> _GIVEN PROBLEM_:
Find how many lines hold the word "Académica". Give only the number.

> _TASK MATERIAL_:
__________

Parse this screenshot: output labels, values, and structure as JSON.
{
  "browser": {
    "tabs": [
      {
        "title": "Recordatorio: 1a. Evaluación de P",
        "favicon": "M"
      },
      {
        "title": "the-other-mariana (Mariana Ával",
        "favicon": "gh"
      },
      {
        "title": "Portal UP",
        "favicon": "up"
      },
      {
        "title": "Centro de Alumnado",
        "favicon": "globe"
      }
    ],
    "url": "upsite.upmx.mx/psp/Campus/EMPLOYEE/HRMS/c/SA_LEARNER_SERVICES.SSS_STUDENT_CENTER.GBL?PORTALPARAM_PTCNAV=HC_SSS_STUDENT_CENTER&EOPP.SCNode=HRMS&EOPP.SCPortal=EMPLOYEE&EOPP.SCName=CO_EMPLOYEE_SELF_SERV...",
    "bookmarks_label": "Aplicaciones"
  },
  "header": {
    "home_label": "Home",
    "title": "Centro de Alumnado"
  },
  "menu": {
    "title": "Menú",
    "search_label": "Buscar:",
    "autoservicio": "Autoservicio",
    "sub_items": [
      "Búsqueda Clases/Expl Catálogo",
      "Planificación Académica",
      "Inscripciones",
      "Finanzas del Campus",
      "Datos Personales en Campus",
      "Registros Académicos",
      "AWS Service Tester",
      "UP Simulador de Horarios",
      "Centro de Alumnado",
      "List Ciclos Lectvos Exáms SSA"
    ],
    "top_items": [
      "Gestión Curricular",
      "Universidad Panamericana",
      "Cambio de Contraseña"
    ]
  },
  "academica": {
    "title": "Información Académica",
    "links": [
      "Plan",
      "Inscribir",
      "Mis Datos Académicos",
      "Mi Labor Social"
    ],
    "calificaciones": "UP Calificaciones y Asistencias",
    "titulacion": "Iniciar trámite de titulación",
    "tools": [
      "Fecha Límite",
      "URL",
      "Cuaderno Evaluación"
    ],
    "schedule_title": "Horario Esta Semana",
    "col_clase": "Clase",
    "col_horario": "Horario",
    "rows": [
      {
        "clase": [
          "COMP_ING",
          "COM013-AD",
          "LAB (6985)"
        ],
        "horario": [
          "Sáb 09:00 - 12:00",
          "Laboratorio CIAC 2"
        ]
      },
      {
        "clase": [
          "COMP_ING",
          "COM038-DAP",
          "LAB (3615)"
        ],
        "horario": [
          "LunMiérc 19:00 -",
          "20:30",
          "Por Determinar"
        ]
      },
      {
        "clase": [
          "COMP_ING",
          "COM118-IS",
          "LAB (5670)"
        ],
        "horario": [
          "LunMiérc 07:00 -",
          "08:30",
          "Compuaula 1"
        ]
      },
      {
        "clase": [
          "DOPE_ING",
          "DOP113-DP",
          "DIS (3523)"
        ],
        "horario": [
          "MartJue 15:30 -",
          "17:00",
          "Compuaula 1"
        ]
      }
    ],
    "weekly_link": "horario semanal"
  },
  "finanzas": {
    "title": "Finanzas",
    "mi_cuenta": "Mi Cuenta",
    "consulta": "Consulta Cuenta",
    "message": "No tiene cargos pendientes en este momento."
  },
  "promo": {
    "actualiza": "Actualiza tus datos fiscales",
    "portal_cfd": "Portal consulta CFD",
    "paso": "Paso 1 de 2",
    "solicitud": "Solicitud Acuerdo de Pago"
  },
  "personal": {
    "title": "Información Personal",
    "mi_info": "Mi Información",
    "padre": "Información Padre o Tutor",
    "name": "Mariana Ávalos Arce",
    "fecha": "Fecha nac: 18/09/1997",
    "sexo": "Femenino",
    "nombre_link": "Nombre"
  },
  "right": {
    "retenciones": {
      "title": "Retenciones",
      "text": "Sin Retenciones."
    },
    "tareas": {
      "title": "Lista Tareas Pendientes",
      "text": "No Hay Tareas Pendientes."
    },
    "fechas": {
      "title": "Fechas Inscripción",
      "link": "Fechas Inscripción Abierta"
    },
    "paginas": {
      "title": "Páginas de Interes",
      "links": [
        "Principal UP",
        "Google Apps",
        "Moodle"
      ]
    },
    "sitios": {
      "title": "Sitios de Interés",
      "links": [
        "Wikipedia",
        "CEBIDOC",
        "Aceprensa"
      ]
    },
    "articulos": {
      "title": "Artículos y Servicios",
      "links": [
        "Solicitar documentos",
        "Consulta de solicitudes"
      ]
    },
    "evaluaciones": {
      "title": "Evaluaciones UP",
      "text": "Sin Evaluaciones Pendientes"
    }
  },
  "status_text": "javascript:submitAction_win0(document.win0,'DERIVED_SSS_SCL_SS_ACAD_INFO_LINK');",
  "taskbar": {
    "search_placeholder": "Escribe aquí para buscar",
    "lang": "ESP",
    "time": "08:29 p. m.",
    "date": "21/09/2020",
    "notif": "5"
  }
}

__________

> _EXERCISE RESPONSE_:
2